▶ [What is expected] All entries below are to be set down again, identical to the source.

+ + + +

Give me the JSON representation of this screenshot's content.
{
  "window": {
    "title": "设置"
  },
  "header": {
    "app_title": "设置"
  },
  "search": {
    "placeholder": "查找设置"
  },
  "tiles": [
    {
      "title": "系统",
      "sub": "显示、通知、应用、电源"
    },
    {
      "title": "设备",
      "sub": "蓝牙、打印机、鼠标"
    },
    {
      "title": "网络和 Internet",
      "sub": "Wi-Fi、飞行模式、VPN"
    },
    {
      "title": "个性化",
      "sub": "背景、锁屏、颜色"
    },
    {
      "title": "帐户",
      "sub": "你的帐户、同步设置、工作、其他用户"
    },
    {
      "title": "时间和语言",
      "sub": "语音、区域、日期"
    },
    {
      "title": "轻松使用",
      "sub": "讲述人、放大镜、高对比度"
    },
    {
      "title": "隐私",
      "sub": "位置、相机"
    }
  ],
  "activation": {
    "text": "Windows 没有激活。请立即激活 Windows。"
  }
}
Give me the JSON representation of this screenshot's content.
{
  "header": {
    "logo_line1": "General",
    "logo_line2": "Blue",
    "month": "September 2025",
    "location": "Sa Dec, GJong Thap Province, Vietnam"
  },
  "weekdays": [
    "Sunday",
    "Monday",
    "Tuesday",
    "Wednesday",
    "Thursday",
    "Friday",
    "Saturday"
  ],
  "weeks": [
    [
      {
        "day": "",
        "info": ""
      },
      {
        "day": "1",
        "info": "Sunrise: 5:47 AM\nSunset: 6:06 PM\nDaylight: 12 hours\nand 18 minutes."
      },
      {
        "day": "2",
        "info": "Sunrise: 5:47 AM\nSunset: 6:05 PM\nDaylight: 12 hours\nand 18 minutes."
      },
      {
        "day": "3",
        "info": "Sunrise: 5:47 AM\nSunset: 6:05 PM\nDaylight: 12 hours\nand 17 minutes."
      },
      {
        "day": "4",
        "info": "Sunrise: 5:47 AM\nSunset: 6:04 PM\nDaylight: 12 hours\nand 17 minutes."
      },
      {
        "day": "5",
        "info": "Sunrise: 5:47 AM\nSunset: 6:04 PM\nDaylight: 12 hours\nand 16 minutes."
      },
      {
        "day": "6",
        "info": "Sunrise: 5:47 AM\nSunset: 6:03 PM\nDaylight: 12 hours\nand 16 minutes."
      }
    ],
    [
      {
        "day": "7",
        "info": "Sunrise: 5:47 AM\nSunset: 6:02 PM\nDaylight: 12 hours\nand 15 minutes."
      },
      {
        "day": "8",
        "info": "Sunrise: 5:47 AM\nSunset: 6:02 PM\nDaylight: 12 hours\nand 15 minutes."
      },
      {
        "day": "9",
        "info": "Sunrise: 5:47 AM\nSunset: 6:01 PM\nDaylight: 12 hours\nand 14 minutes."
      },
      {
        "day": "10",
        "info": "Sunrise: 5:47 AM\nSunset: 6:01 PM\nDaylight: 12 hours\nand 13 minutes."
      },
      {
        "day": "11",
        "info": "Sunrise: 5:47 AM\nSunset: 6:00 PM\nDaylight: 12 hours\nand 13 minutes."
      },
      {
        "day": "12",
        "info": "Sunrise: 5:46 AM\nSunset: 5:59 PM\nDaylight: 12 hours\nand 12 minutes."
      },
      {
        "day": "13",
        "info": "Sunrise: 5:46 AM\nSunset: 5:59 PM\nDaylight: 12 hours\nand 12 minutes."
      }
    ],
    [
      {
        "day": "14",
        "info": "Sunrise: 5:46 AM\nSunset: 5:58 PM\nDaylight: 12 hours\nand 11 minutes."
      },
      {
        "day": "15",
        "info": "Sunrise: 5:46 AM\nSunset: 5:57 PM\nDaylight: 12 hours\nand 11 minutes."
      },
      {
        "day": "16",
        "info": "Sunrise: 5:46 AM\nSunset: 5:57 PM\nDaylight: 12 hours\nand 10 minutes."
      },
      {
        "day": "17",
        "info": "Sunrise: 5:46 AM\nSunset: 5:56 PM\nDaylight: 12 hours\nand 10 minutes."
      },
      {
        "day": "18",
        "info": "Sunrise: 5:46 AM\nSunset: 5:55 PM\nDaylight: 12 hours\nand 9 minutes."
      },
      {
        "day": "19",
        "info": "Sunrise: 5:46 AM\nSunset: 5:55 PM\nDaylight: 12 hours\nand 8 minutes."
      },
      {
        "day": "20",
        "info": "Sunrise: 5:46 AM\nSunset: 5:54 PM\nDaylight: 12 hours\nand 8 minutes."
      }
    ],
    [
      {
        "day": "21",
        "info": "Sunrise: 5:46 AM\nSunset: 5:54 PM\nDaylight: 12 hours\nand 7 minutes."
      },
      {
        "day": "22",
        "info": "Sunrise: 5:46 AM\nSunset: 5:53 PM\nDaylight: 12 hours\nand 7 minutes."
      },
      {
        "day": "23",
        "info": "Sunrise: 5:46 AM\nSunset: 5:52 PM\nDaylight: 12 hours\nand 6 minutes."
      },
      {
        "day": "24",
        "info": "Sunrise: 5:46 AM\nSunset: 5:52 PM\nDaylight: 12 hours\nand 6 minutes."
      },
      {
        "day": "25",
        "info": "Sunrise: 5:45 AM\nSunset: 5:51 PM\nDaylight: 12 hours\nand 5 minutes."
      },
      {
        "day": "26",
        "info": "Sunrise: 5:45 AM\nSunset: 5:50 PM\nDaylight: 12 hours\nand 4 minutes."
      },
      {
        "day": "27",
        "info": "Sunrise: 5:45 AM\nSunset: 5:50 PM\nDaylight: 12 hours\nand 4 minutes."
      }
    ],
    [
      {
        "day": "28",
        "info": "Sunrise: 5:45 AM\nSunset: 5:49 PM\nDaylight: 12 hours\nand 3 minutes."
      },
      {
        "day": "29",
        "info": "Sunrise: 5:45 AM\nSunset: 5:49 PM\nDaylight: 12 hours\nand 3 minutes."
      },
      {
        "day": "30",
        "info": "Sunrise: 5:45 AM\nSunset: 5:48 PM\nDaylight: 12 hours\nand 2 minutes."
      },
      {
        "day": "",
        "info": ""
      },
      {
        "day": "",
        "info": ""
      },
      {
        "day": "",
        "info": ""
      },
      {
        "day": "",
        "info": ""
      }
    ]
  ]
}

+ + + +

▶ [Answer for the task]
Give me the JSON representation of this screenshot's content.
{
  "window": {
    "title": "设置"
  },
  "header": {
    "app_title": "设置"
  },
  "search": {
    "placeholder": "查找设置"
  },
  "tiles": [
    {
      "title": "系统",
      "sub": "显示、通知、应用、电源"
    },
    {
      "title": "设备",
      "sub": "蓝牙、打印机、鼠标"
    },
    {
      "title": "网络和 Internet",
      "sub": "Wi-Fi、飞行模式、VPN"
    },
    {
      "title": "个性化",
      "sub": "背景、锁屏、颜色"
    },
    {
      "title": "帐户",
      "sub": "你的帐户、同步设置、工作、其他用户"
    },
    {
      "title": "时间和语言",
      "sub": "语音、区域、日期"
    },
    {
      "title": "轻松使用",
      "sub": "讲述人、放大镜、高对比度"
    },
    {
      "title": "隐私",
      "sub": "位置、相机"
    }
  ],
  "activation": {
    "text": "Windows 没有激活。请立即激活 Windows。"
  }
}
Give me the JSON representation of this screenshot's content.
{
  "header": {
    "logo_line1": "General",
    "logo_line2": "Blue",
    "month": "September 2025",
    "location": "Sa Dec, GJong Thap Province, Vietnam"
  },
  "weekdays": [
    "Sunday",
    "Monday",
    "Tuesday",
    "Wednesday",
    "Thursday",
    "Friday",
    "Saturday"
  ],
  "weeks": [
    [
      {
        "day": "",
        "info": ""
      },
      {
        "day": "1",
        "info": "Sunrise: 5:47 AM\nSunset: 6:06 PM\nDaylight: 12 hours\nand 18 minutes."
      },
      {
        "day": "2",
        "info": "Sunrise: 5:47 AM\nSunset: 6:05 PM\nDaylight: 12 hours\nand 18 minutes."
      },
      {
        "day": "3",
        "info": "Sunrise: 5:47 AM\nSunset: 6:05 PM\nDaylight: 12 hours\nand 17 minutes."
      },
      {
        "day": "4",
        "info": "Sunrise: 5:47 AM\nSunset: 6:04 PM\nDaylight: 12 hours\nand 17 minutes."
      },
      {
        "day": "5",
        "info": "Sunrise: 5:47 AM\nSunset: 6:04 PM\nDaylight: 12 hours\nand 16 minutes."
      },
      {
        "day": "6",
        "info": "Sunrise: 5:47 AM\nSunset: 6:03 PM\nDaylight: 12 hours\nand 16 minutes."
      }
    ],
    [
      {
        "day": "7",
        "info": "Sunrise: 5:47 AM\nSunset: 6:02 PM\nDaylight: 12 hours\nand 15 minutes."
      },
      {
        "day": "8",
        "info": "Sunrise: 5:47 AM\nSunset: 6:02 PM\nDaylight: 12 hours\nand 15 minutes."
      },
      {
        "day": "9",
        "info": "Sunrise: 5:47 AM\nSunset: 6:01 PM\nDaylight: 12 hours\nand 14 minutes."
      },
      {
        "day": "10",
        "info": "Sunrise: 5:47 AM\nSunset: 6:01 PM\nDaylight: 12 hours\nand 13 minutes."
      },
      {
        "day": "11",
        "info": "Sunrise: 5:47 AM\nSunset: 6:00 PM\nDaylight: 12 hours\nand 13 minutes."
      },
      {
        "day": "12",
        "info": "Sunrise: 5:46 AM\nSunset: 5:59 PM\nDaylight: 12 hours\nand 12 minutes."
      },
      {
        "day": "13",
        "info": "Sunrise: 5:46 AM\nSunset: 5:59 PM\nDaylight: 12 hours\nand 12 minutes."
      }
    ],
    [
      {
        "day": "14",
        "info": "Sunrise: 5:46 AM\nSunset: 5:58 PM\nDaylight: 12 hours\nand 11 minutes."
      },
      {
        "day": "15",
        "info": "Sunrise: 5:46 AM\nSunset: 5:57 PM\nDaylight: 12 hours\nand 11 minutes."
      },
      {
        "day": "16",
        "info": "Sunrise: 5:46 AM\nSunset: 5:57 PM\nDaylight: 12 hours\nand 10 minutes."
      },
      {
        "day": "17",
        "info": "Sunrise: 5:46 AM\nSunset: 5:56 PM\nDaylight: 12 hours\nand 10 minutes."
      },
      {
        "day": "18",
        "info": "Sunrise: 5:46 AM\nSunset: 5:55 PM\nDaylight: 12 hours\nand 9 minutes."
      },
      {
        "day": "19",
        "info": "Sunrise: 5:46 AM\nSunset: 5:55 PM\nDaylight: 12 hours\nand 8 minutes."
      },
      {
        "day": "20",
        "info": "Sunrise: 5:46 AM\nSunset: 5:54 PM\nDaylight: 12 hours\nand 8 minutes."
      }
    ],
    [
      {
        "day": "21",
        "info": "Sunrise: 5:46 AM\nSunset: 5:54 PM\nDaylight: 12 hours\nand 7 minutes."
      },
      {
        "day": "22",
        "info": "Sunrise: 5:46 AM\nSunset: 5:53 PM\nDaylight: 12 hours\nand 7 minutes."
      },
      {
        "day": "23",
        "info": "Sunrise: 5:46 AM\nSunset: 5:52 PM\nDaylight: 12 hours\nand 6 minutes."
      },
      {
        "day": "24",
        "info": "Sunrise: 5:46 AM\nSunset: 5:52 PM\nDaylight: 12 hours\nand 6 minutes."
      },
      {
        "day": "25",
        "info": "Sunrise: 5:45 AM\nSunset: 5:51 PM\nDaylight: 12 hours\nand 5 minutes."
      },
      {
        "day": "26",
        "info": "Sunrise: 5:45 AM\nSunset: 5:50 PM\nDaylight: 12 hours\nand 4 minutes."
      },
      {
        "day": "27",
        "info": "Sunrise: 5:45 AM\nSunset: 5:50 PM\nDaylight: 12 hours\nand 4 minutes."
      }
    ],
    [
      {
        "day": "28",
        "info": "Sunrise: 5:45 AM\nSunset: 5:49 PM\nDaylight: 12 hours\nand 3 minutes."
      },
      {
        "day": "29",
        "info": "Sunrise: 5:45 AM\nSunset: 5:49 PM\nDaylight: 12 hours\nand 3 minutes."
      },
      {
        "day": "30",
        "info": "Sunrise: 5:45 AM\nSunset: 5:48 PM\nDaylight: 12 hours\nand 2 minutes."
      },
      {
        "day": "",
        "info": ""
      },
      {
        "day": "",
        "info": ""
      },
      {
        "day": "",
        "info": ""
      },
      {
        "day": "",
        "info": ""
      }
    ]
  ]
}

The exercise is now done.